Short problem. Read the listing below and copy out every line that holds "outra".

Entries provided.
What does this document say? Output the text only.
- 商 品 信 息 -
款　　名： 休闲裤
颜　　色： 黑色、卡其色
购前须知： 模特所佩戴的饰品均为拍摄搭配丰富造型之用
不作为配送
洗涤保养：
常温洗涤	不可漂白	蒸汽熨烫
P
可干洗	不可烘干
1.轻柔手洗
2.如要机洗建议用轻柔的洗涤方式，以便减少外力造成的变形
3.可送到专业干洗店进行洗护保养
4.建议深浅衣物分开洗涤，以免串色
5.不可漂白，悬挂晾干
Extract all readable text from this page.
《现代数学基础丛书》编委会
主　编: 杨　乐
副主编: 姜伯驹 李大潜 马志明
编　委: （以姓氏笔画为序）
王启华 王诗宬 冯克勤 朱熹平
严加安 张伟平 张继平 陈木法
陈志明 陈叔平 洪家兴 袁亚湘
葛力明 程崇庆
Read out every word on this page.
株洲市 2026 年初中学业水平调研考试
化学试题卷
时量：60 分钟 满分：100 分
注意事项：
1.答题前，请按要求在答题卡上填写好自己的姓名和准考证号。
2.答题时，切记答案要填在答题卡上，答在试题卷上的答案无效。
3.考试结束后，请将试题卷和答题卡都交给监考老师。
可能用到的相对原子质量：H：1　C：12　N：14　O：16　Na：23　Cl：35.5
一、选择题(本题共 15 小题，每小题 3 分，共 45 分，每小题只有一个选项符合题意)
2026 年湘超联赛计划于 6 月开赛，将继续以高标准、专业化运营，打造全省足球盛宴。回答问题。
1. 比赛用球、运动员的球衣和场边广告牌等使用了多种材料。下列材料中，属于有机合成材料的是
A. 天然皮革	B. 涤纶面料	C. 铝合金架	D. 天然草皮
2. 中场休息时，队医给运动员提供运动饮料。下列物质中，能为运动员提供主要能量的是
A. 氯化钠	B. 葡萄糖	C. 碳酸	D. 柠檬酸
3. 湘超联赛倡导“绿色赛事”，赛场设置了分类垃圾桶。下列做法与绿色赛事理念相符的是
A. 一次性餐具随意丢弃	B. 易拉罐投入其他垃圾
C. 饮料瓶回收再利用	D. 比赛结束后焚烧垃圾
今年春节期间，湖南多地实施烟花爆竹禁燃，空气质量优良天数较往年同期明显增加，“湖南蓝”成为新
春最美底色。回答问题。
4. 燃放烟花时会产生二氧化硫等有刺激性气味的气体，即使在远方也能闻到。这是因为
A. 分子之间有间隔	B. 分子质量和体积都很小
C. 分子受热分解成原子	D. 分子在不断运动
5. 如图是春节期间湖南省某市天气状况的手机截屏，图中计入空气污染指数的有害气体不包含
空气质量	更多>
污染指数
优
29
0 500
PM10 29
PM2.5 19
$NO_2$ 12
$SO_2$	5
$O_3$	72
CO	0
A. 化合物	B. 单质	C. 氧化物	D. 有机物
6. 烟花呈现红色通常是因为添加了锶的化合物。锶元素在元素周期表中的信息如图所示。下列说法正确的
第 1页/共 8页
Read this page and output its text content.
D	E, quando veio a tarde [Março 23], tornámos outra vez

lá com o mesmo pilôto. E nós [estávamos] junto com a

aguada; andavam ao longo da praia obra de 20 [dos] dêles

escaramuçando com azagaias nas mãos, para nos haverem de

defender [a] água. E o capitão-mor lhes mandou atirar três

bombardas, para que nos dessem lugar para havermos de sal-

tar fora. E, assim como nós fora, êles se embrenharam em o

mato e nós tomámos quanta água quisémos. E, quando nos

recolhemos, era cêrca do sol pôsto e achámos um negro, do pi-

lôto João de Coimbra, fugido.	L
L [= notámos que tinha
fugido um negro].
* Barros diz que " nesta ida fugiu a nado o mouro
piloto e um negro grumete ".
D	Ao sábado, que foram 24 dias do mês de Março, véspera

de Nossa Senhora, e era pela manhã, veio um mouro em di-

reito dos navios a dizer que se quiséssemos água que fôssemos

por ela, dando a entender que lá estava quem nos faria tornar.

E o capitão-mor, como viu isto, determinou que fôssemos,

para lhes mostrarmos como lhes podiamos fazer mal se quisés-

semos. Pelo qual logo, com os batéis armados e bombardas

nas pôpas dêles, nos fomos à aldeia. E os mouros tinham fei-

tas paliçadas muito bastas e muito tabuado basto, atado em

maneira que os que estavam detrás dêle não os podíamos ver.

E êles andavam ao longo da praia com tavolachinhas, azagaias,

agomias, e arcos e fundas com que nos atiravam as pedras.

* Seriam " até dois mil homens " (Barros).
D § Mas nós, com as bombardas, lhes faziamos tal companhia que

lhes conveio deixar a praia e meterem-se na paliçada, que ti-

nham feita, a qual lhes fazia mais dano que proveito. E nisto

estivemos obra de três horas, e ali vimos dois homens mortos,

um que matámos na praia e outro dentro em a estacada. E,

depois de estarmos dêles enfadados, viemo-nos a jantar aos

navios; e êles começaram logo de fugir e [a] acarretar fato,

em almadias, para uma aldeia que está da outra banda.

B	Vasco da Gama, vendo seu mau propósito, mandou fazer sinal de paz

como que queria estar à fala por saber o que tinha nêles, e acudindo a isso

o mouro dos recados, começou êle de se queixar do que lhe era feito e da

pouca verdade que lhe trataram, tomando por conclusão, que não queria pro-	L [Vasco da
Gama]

Response below.
D	E, quando veio a tarde [Março 23], tornámos outra vez
em almadias, para uma aldeia que está da outra banda.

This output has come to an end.